# EXERCISE
Reproduce each line from the records that holds "share".

■ ■ ■ ■ ■

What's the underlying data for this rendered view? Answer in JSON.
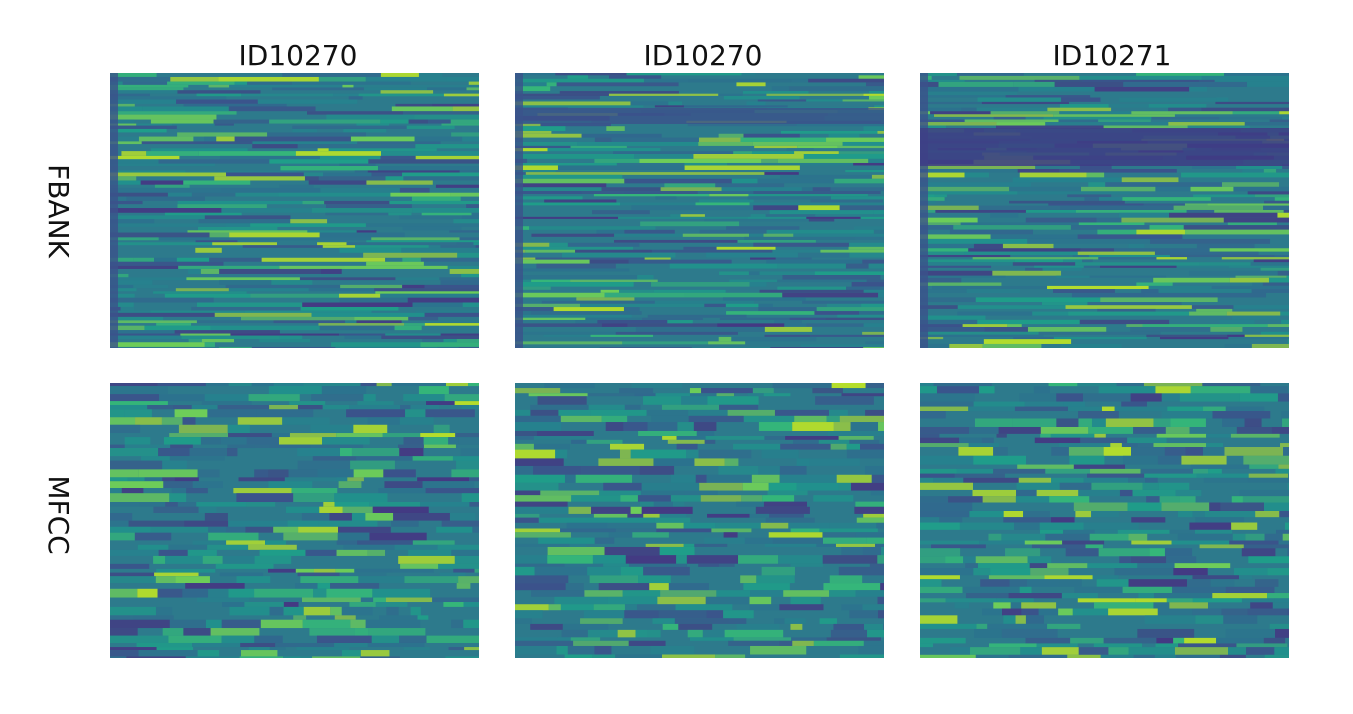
{
  "columns": [
    "ID10270",
    "ID10270",
    "ID10271"
  ],
  "rows": [
    "FBANK",
    "MFCC"
  ]
}
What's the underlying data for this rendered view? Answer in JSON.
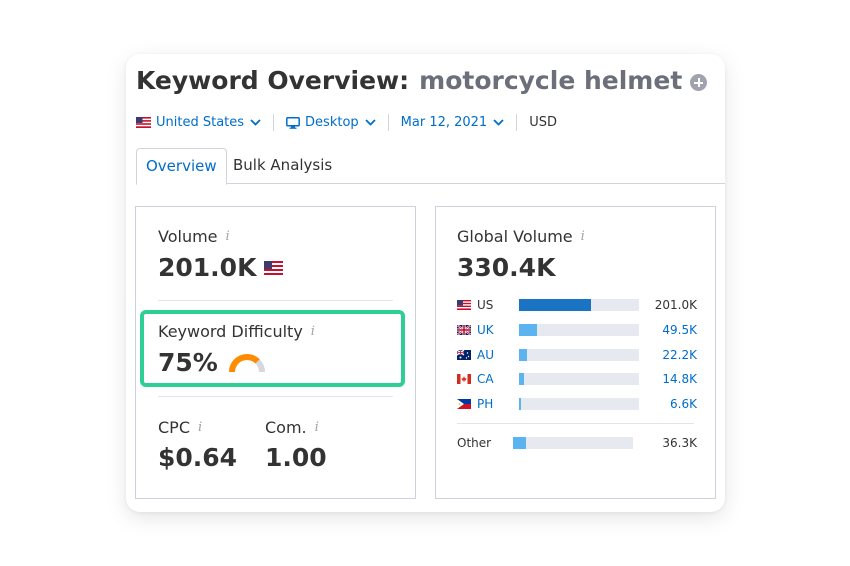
{
  "header": {
    "title": "Keyword Overview:",
    "keyword": "motorcycle helmet"
  },
  "filters": {
    "country": "United States",
    "device": "Desktop",
    "date": "Mar 12, 2021",
    "currency": "USD"
  },
  "tabs": [
    {
      "label": "Overview",
      "active": true
    },
    {
      "label": "Bulk Analysis",
      "active": false
    }
  ],
  "metrics": {
    "volume_label": "Volume",
    "volume_value": "201.0K",
    "kd_label": "Keyword Difficulty",
    "kd_value": "75%",
    "kd_percent": 75,
    "cpc_label": "CPC",
    "cpc_value": "$0.64",
    "com_label": "Com.",
    "com_value": "1.00",
    "info_icon": "i"
  },
  "global": {
    "label": "Global Volume",
    "value": "330.4K",
    "countries": [
      {
        "code": "US",
        "value": "201.0K",
        "share": 0.6,
        "link": false,
        "flag": "us-flag"
      },
      {
        "code": "UK",
        "value": "49.5K",
        "share": 0.15,
        "link": true,
        "flag": "uk-flag"
      },
      {
        "code": "AU",
        "value": "22.2K",
        "share": 0.07,
        "link": true,
        "flag": "au-flag"
      },
      {
        "code": "CA",
        "value": "14.8K",
        "share": 0.04,
        "link": true,
        "flag": "ca-flag"
      },
      {
        "code": "PH",
        "value": "6.6K",
        "share": 0.02,
        "link": true,
        "flag": "ph-flag"
      }
    ],
    "other": {
      "label": "Other",
      "value": "36.3K",
      "share": 0.11
    }
  },
  "colors": {
    "accent_blue": "#006dca",
    "bar_dark": "#1a74c3",
    "bar_light": "#5bb3f0",
    "kd_orange": "#ff8c00",
    "highlight_green": "#2ecf94"
  }
}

■ ■ ■ ■ ■

# WORKED ANSWER
        "share": 0.6,
        "share": 0.15,
        "share": 0.07,
        "share": 0.04,
        "share": 0.02,
      "share": 0.11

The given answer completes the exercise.